Tasks to perform
1 > According to the article on how computers see images, what pixel depth is the standard for color images?
2 > Carry on the article about how a computer sees the world, picking up right after its final sentence.

Document section
* start *

How does a computer see the world?

Computer see the world very differently than us. When we see an image we see people, objects, locations and many more! On the other hand, computers see a 2-dimensional matrix of numbers. However, we have recently started to see that through the advances in embedded vision technology and parallel computing capabilities, computers can now understand on what they see. But exactly how can they do that?

The first step towards this process, and the topic of this article, is to capture the visible light and store it in a way that a computer can manipulate. This happens through electronic devices such as photodiodes, charge-couple devices, and resistors which transform electromagnetic radiation into a 2-dimensional array made of picture elements (pixels) that we refer to as a digital image. Digital images are obtained by sampling and quantization of analog images, this process is called digitization. Sampling takes place in space; equally spaced samples are taken in both horizontal and vertical coordinates. After a sample has been taken quantization is required in order to turn the continuous intensity levels into discrete intensity levels. This can be done by a mapping process that maps continuous spaces into one discrete value. After quantization the discrete value is stored at a position in the array. After the sampling and quantization of the whole analog image the process of generating a digital image is complete. The sampling rate and number of bits used to store the data determines the quality of the digital image [1].

Figure 1: Example of Digitized Image

A digital image can be considered as a two dimensional array I[x, y] of N finite rows and M finite columns, where x and y are spatial coordinates and I[x, y] is called the pixel intensity of the image at that point. A pixel is comprised of three color producing elements each representing one of the three primary colors red, green and blue (Figure 1). This representation is called the RGB model (Figure 2). These primary colors combine together and their variable combinations create the colors that the human eye can see. Each primary color takes values in the space [0, L-1], where L is the number of intensity values. The number of intensity values L is in the form 2k with k denoting the number of bits needed to represent the intensity values. If k is 8 and L is 256 this means that there are 256 possible intensity levels and 8 bits are required to represent all of them. The number of bits needed to store an image is given by M x N x k for grayscale images and by M x N x k x 3 for color images. A color image consists of three component images, one for each of the primary colors. These three images combine on the phosphor screen to produce a composite color image. The number of bits used to represent each pixel in the RGB model is called the pixel depth. The standard used is a 24-bit representation for color images, 8-bits used for each primary color. When all three components are 255, then the resulting color is white. When all three components are 0, the resulting color is black [2]. Grayscale images lack any color information and instead show the mean intensity value of a pixel at a given location. Hence, they do not require three composite images as the intensity values of red, green and blue are all equal for grayscale images. Hence grayscale images require only a third of memory compared to color images because only 8-bits are used to represent a grayscale image [2]. Because of the reduced memory requirements and the fact that they still hold valuable object and scene information Grayscale images are the standard for applications such as object detection motion detection and 3D scene reconstruction.

* end *

(Stored data entries)
* start *

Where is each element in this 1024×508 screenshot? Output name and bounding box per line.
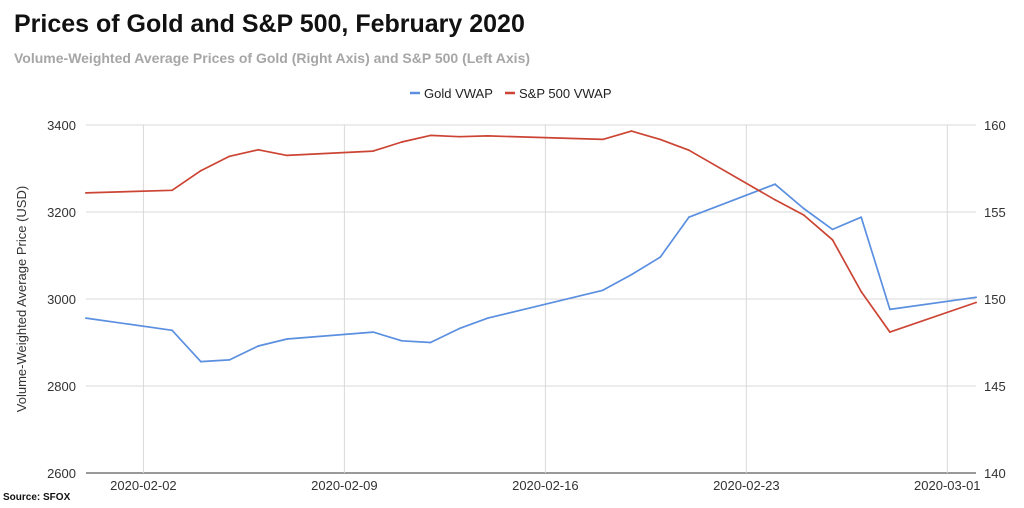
data-point-gold — [257, 345, 260, 347]
data-point-sp500 — [601, 138, 604, 141]
y-axis-title: Volume-Weighted Average Price (USD) — [14, 186, 29, 412]
x-tick-label: 2020-03-01 — [914, 478, 981, 493]
data-point-sp500 — [199, 169, 202, 172]
series-line-sp500 — [85, 130, 977, 333]
data-point-sp500 — [429, 134, 432, 137]
chart-title: Prices of Gold and S&P 500, February 202… — [14, 10, 525, 38]
data-point-sp500 — [400, 141, 403, 143]
data-point-gold — [688, 216, 690, 219]
data-point-gold — [860, 216, 863, 219]
data-point-gold — [774, 183, 776, 186]
legend-label: Gold VWAP — [424, 86, 493, 101]
y-right-tick-label: 160 — [984, 118, 1006, 133]
data-point-gold — [85, 317, 87, 319]
y-left-tick-label: 2800 — [47, 379, 76, 394]
y-right-tick-label: 150 — [984, 292, 1006, 307]
data-point-gold — [286, 338, 288, 340]
data-point-gold — [889, 308, 891, 311]
data-point-sp500 — [171, 189, 174, 192]
x-tick-label: 2020-02-02 — [110, 478, 177, 493]
data-point-gold — [802, 207, 805, 210]
x-tick-label: 2020-02-23 — [713, 478, 780, 493]
data-point-gold — [400, 339, 403, 342]
data-point-sp500 — [286, 154, 288, 157]
data-point-gold — [199, 360, 202, 363]
chart-legend: Gold VWAP S&P 500 VWAP — [410, 86, 612, 101]
data-point-gold — [659, 256, 662, 259]
data-point-sp500 — [802, 214, 805, 216]
gridlines — [86, 124, 976, 474]
data-point-sp500 — [975, 301, 977, 304]
data-point-sp500 — [774, 198, 776, 201]
data-point-gold — [458, 327, 461, 330]
axis-labels: 2600 2800 3000 3200 3400 140 145 150 155 160 2020-… — [14, 118, 1006, 493]
y-right-tick-label: 155 — [984, 205, 1006, 220]
data-point-gold — [372, 331, 374, 333]
data-point-sp500 — [85, 192, 87, 194]
data-point-gold — [601, 289, 604, 292]
series-line-gold — [85, 183, 977, 363]
y-right-tick-label: 140 — [984, 466, 1006, 481]
y-left-tick-label: 3200 — [47, 205, 76, 220]
x-tick-label: 2020-02-16 — [512, 478, 579, 493]
series-lines — [85, 130, 977, 363]
y-right-tick-label: 145 — [984, 379, 1006, 394]
source-note: Source: SFOX — [3, 492, 71, 503]
y-left-tick-label: 3400 — [47, 118, 76, 133]
data-point-sp500 — [659, 138, 662, 141]
x-tick-label: 2020-02-09 — [311, 478, 378, 493]
data-point-sp500 — [831, 238, 834, 241]
data-point-sp500 — [257, 148, 260, 151]
data-point-sp500 — [688, 149, 690, 152]
data-point-gold — [228, 359, 231, 361]
data-point-gold — [429, 341, 432, 344]
data-point-gold — [831, 228, 834, 231]
data-point-gold — [171, 329, 174, 332]
data-point-sp500 — [630, 130, 633, 133]
chart-subtitle: Volume-Weighted Average Prices of Gold (… — [14, 50, 531, 66]
data-point-sp500 — [487, 135, 489, 137]
legend-label: S&P 500 VWAP — [519, 86, 612, 101]
y-left-tick-label: 2600 — [47, 466, 76, 481]
data-point-gold — [487, 317, 489, 319]
y-left-tick-label: 3000 — [47, 292, 76, 307]
data-point-gold — [630, 273, 633, 276]
data-point-sp500 — [228, 155, 231, 158]
data-point-sp500 — [860, 290, 863, 293]
data-point-gold — [975, 296, 977, 299]
data-point-sp500 — [372, 150, 374, 153]
data-point-sp500 — [458, 135, 461, 138]
data-point-sp500 — [889, 331, 891, 333]
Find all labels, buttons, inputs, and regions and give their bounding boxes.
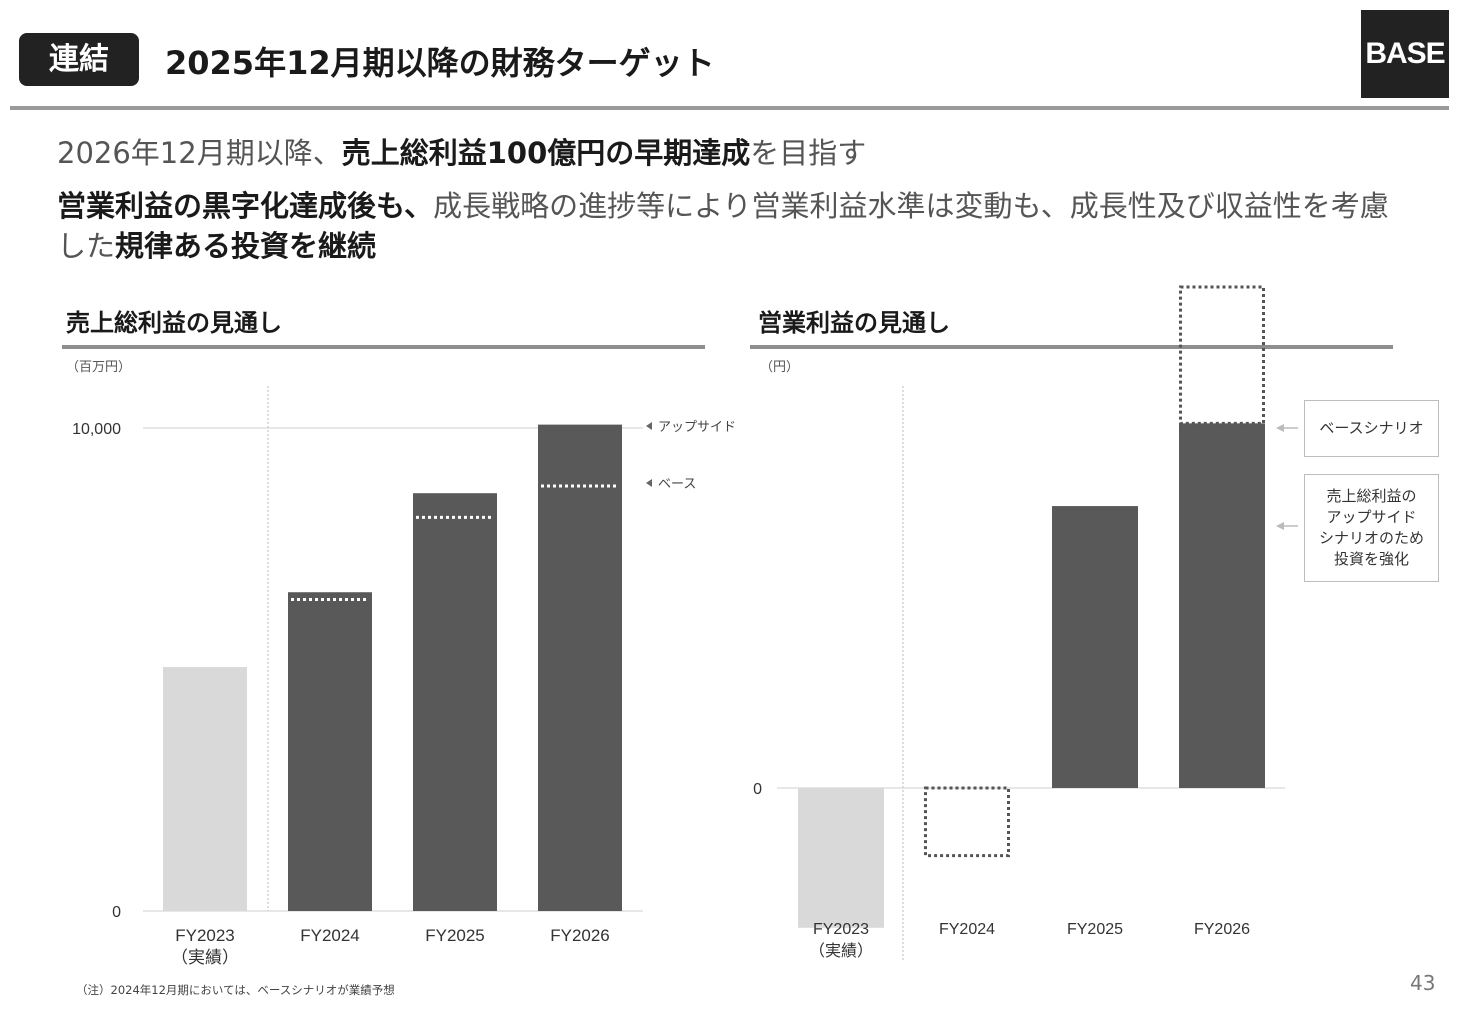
- base-logo: BASE: [1361, 10, 1449, 98]
- page-number: 43: [1410, 971, 1436, 995]
- left-ytick-label: 10,000: [72, 421, 121, 438]
- base-arrow-icon: [646, 479, 652, 487]
- right-unit: （円）: [760, 360, 800, 375]
- left-x-label: FY2026: [550, 926, 610, 945]
- lead-line-2: 営業利益の黒字化達成後も、成長戦略の進捗等により営業利益水準は変動も、成長性及び…: [57, 186, 1417, 266]
- left-unit: （百万円）: [66, 360, 132, 375]
- gross-profit-bar: [163, 667, 247, 911]
- gross-profit-bar: [538, 424, 622, 911]
- lead-2b: 成長戦略の進捗等により営業利益水準は変動も、成長性及び収益性を考慮した: [57, 189, 1389, 263]
- lead-2c: 規律ある投資を継続: [115, 229, 377, 263]
- page-title: 2025年12月期以降の財務ターゲット: [165, 44, 715, 82]
- left-x-sublabel: （実績）: [171, 948, 239, 967]
- base-scenario-dotted-box: [1179, 285, 1265, 425]
- lead-2a: 営業利益の黒字化達成後も、: [57, 189, 434, 223]
- upside-label: アップサイド: [658, 419, 736, 434]
- right-section-line: [750, 345, 1393, 349]
- left-x-label: FY2025: [425, 926, 485, 945]
- footnote: （注）2024年12月期においては、ベースシナリオが業績予想: [76, 983, 395, 997]
- upside-arrow-icon: [646, 422, 652, 430]
- base-scenario-callout: ベースシナリオ: [1304, 400, 1439, 457]
- lead-1b: 売上総利益100億円の早期達成: [341, 136, 751, 170]
- operating-income-bar: [1179, 423, 1265, 788]
- right-x-label: FY2023: [813, 921, 869, 938]
- right-ytick-label: 0: [753, 781, 762, 798]
- operating-income-bar: [1052, 506, 1138, 788]
- right-x-label: FY2024: [939, 921, 995, 938]
- base-label: ベース: [658, 476, 696, 491]
- upside-invest-callout: 売上総利益の アップサイド シナリオのため 投資を強化: [1304, 474, 1439, 582]
- right-x-sublabel: （実績）: [809, 942, 873, 960]
- right-x-label: FY2025: [1067, 921, 1123, 938]
- right-x-label: FY2026: [1194, 921, 1250, 938]
- gross-profit-bar: [413, 493, 497, 911]
- left-section-title: 売上総利益の見通し: [66, 309, 282, 337]
- header-divider: [10, 106, 1449, 110]
- upside-callout-arrow-icon: [1276, 522, 1284, 530]
- lead-1c: を目指す: [750, 136, 867, 170]
- left-x-label: FY2024: [300, 926, 360, 945]
- left-x-label: FY2023: [175, 926, 235, 945]
- left-section-line: [62, 345, 705, 349]
- base-scenario-dotted-box: [924, 786, 1010, 858]
- base-callout-arrow-icon: [1276, 424, 1284, 432]
- right-section-title: 営業利益の見通し: [758, 309, 950, 337]
- lead-1a: 2026年12月期以降、: [57, 136, 342, 170]
- operating-income-bar: [798, 788, 884, 928]
- consolidated-tag: 連結: [19, 33, 139, 86]
- gross-profit-bar: [288, 592, 372, 911]
- lead-line-1: 2026年12月期以降、売上総利益100億円の早期達成を目指す: [57, 132, 866, 174]
- left-ytick-label: 0: [112, 904, 121, 921]
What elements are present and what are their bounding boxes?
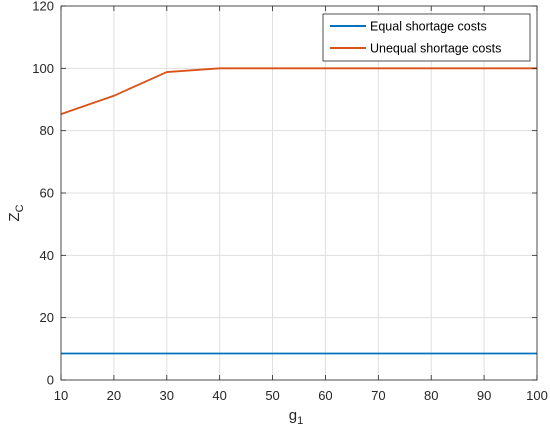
y-tick-label: 20 (40, 310, 54, 325)
y-tick-label: 0 (47, 373, 54, 388)
x-tick-label: 90 (477, 388, 491, 403)
x-tick-label: 50 (265, 388, 279, 403)
x-tick-label: 80 (424, 388, 438, 403)
x-axis-label: g1 (289, 407, 303, 427)
legend-box (322, 13, 531, 62)
axes (60, 5, 538, 381)
y-axis-label-main: Z (6, 212, 23, 221)
legend-label-unequal: Unequal shortage costs (370, 42, 501, 56)
y-tick-label: 60 (40, 186, 54, 201)
x-tick-label: 60 (318, 388, 332, 403)
x-tick-label: 10 (54, 388, 68, 403)
x-tick-label: 20 (107, 388, 121, 403)
legend-label-equal: Equal shortage costs (370, 20, 487, 34)
x-axis-label-main: g (289, 407, 297, 424)
series-layer (60, 67, 537, 355)
x-axis-label-subscript: 1 (297, 415, 303, 427)
tick-labels: 10 20 30 40 50 60 70 80 90 100 0 20 40 60 80 100 120 (32, 0, 548, 403)
y-tick-label: 80 (40, 123, 54, 138)
x-tick-label: 70 (371, 388, 385, 403)
y-tick-label: 40 (40, 248, 54, 263)
series-line-unequal (60, 67, 537, 116)
y-tick-label: 100 (32, 61, 54, 76)
x-tick-label: 100 (526, 388, 548, 403)
legend: Equal shortage costs Unequal shortage co… (322, 13, 531, 62)
y-axis-label-subscript: C (14, 204, 26, 212)
y-tick-label: 120 (32, 0, 54, 14)
x-tick-label: 30 (160, 388, 174, 403)
x-tick-label: 40 (212, 388, 226, 403)
y-axis-label: ZC (6, 204, 26, 221)
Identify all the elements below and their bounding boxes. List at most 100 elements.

* end *

Expected outputs
1 > A 24-bit representation, with 8 bits used for each primary color.

2 >
Figure 2: The RGB Model

There are different ways that a computer can manipulate a digital image and can be divided into three categories according with the objective of each one [3] . First there is the category of image processing that involves tasks such as image enhancement and noise removal. In image processing an image is processed and the result of this processing is another image that is improved according to what the goal is. Next, there is image analysis. Again the input is an image and the results are measurements that give some statistical analysis of the image. Finally there is the category of computer vision and image understanding. Tasks in this category include object matching and recognition. The goal here is, given an image to extract a high level description of the image.


  1. Rafael C. Gonzalez, Richard E. Woods, Steven L. Eddins , “Digital Image Processing”, (Upper Saddle River NJ: Prentice Hall), Chapter 2, P1–31.
  2. Rafael C. Gonzalez, Richard E. Woods , “Digital Image Processing”, second edition, (Upper Saddle River NJ: Prentice Hall, 2002), Chapter 6, P34–71.
  3. Christos Kyrkou, “Neural-Network-Based Face Detector Implementation on a Virtex II PRO FPGA Platform”, BSc Thesis, University of Cyprus, Nicosia, June 2008.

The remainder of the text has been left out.